Start of SELECTED TEXT
Osborne 1A

I have a small Osborne obsession. They represent three machines in my modest collection of early microcomputers: an Osborne 1 (S/N 02016) with the stand-in vacuum-formed brown case; an Osborne 1A (S/N 003803) with the updated hard plastic case; and an Osborne Executive, OCC-2 (S/N 18135). Both OCC-1 models have the 80-column display and double-density disk upgrades. The OCC-1A came with the "COM-PAC" modem that fits in one of the disk storage bays. The computers are robust CP/M machines, unusual for their form factor, and representative of innovative marketing and even more innovative corporate management that led to the Osborne Computer Company's rapid rise and demise. 


The problem

The Osborne 1A developed horizontal lines on the screen. The lines appeared slowly, and sometimes disappear. The computer has the SCREEN-PAC 80 column upgrade board and the double density disk option.
End of SELECTED TEXT
[PROBLEMS AND TASKS]
1: Change "horizontal" to "vertical" in the Osborne 1A text, and write out the part starting at "The problem" and ending at "density disk option.".
2: Write what comes next in the Osborne 1A text, picking up after its final sentence.
The material that comes next plays no part in any of this.
Start of DATASET EXTRACT
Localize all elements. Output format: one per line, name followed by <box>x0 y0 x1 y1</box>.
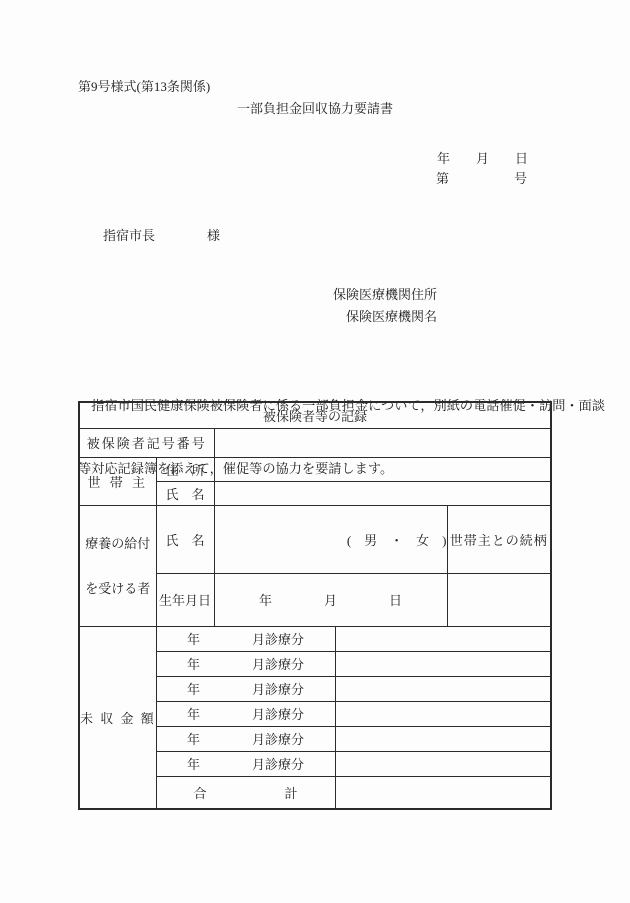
End of DATASET EXTRACT
[ANSWERS TO EACH TASK]
1:
The problem

The Osborne 1A developed vertical lines on the screen. The lines appeared slowly, and sometimes disappear. The computer has the SCREEN-PAC 80 column upgrade board and the double density disk option.

2:
The lines also disappear when the 20 pin P3 "harness" between the SCREEN-PAC board and the OCC motherboard is removed. The contrast becomes low. With the harness removed, there is no signal generated by the SCREEN-PAC board. The lines only appear in the 52 column mode. When control is turned over to the 80 column board, the lines disappear.

A discussion here describes the operation of the SCREEN-PAC

The Screen-Pac maintains a shadow of character and attribute memory. It takes clock signals off the main board and uses the 1MHz character clock from the main board to feed counters to step the character position.

There are two bits that it uses for control. One of them HC-LEFT appears to control the horizontal origin of the display. The other H=52/H=100 controls whether it uses its feeds its own address to the character generator ROM or the one from the main board's circuitry.

It appears to take H=52/H=100 and HC-LEFT from the low two bits on the data bus when A10 is high, A11 is low, /IOSEL is low, and the CPU is making a write request. Not being an Osborne expert, I have no clue what this means, but I presume it's reacting to the address used to control horizontal scrolling in low resolution mode.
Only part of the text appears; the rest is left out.